Write the data out again exactly, with no pictures.

>> begin ENTRIES SUPPLIED

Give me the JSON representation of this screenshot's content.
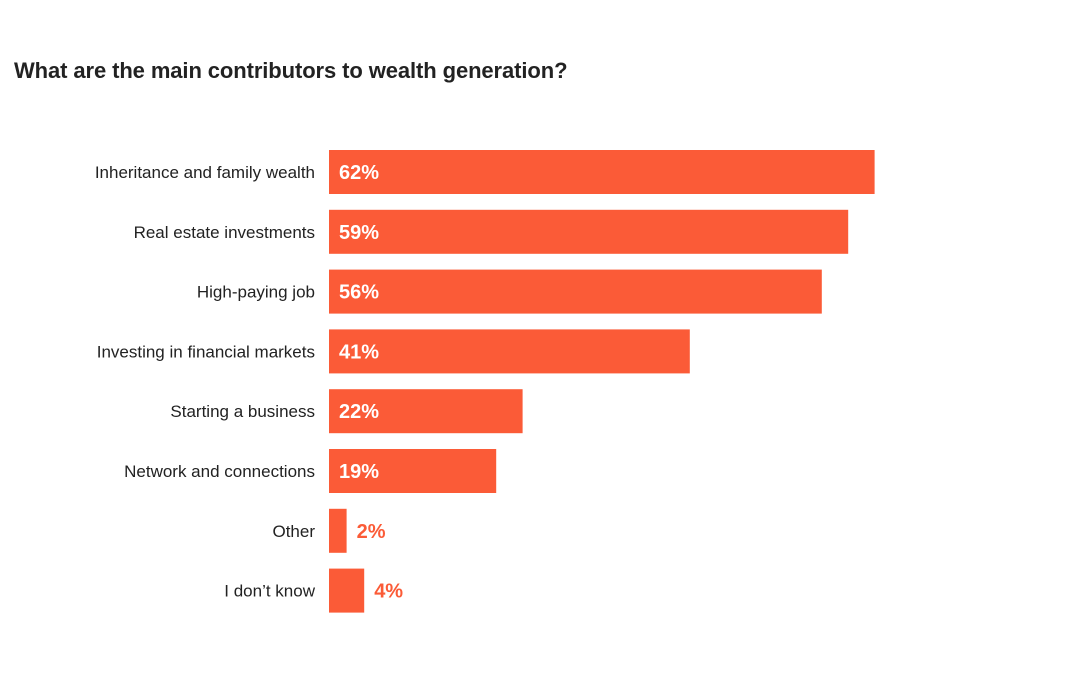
{
  "chart_data": {
    "type": "bar",
    "orientation": "horizontal",
    "title": "What are the main contributors to wealth generation?",
    "categories": [
      "Inheritance and family wealth",
      "Real estate investments",
      "High-paying job",
      "Investing in financial markets",
      "Starting a business",
      "Network and connections",
      "Other",
      "I don’t know"
    ],
    "values": [
      62,
      59,
      56,
      41,
      22,
      19,
      2,
      4
    ],
    "value_labels": [
      "62%",
      "59%",
      "56%",
      "41%",
      "22%",
      "19%",
      "2%",
      "4%"
    ],
    "unit": "%",
    "xlim": [
      0,
      70
    ],
    "grid": false,
    "legend": "none",
    "colors": {
      "bar": "#FB5B37",
      "label_inside": "#FFFFFF",
      "label_outside": "#FB5B37",
      "text": "#222222"
    }
  }
}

>> end ENTRIES SUPPLIED

**ANSWER**
Give me the JSON representation of this screenshot's content.
{
  "chart_data": {
    "type": "bar",
    "orientation": "horizontal",
    "title": "What are the main contributors to wealth generation?",
    "categories": [
      "Inheritance and family wealth",
      "Real estate investments",
      "High-paying job",
      "Investing in financial markets",
      "Starting a business",
      "Network and connections",
      "Other",
      "I don’t know"
    ],
    "values": [
      62,
      59,
      56,
      41,
      22,
      19,
      2,
      4
    ],
    "value_labels": [
      "62%",
      "59%",
      "56%",
      "41%",
      "22%",
      "19%",
      "2%",
      "4%"
    ],
    "unit": "%",
    "xlim": [
      0,
      70
    ],
    "grid": false,
    "legend": "none",
    "colors": {
      "bar": "#FB5B37",
      "label_inside": "#FFFFFF",
      "label_outside": "#FB5B37",
      "text": "#222222"
    }
  }
}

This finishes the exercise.